**What the task requires:** Please repeat all of the listing exactly.

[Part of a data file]
══════════════════════════════
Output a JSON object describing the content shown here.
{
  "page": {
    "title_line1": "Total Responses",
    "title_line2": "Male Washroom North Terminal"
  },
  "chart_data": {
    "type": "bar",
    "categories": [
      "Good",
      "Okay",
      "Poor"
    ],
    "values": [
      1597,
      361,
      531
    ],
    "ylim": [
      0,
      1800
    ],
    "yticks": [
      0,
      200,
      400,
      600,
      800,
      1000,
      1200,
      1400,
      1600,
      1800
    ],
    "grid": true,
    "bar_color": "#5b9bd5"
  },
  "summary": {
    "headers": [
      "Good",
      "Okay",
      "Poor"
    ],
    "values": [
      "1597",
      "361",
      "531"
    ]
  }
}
══════════════════════════════
**Exercise response:**
Output a JSON object describing the content shown here.
{
  "page": {
    "title_line1": "Total Responses",
    "title_line2": "Male Washroom North Terminal"
  },
  "chart_data": {
    "type": "bar",
    "categories": [
      "Good",
      "Okay",
      "Poor"
    ],
    "values": [
      1597,
      361,
      531
    ],
    "ylim": [
      0,
      1800
    ],
    "yticks": [
      0,
      200,
      400,
      600,
      800,
      1000,
      1200,
      1400,
      1600,
      1800
    ],
    "grid": true,
    "bar_color": "#5b9bd5"
  },
  "summary": {
    "headers": [
      "Good",
      "Okay",
      "Poor"
    ],
    "values": [
      "1597",
      "361",
      "531"
    ]
  }
}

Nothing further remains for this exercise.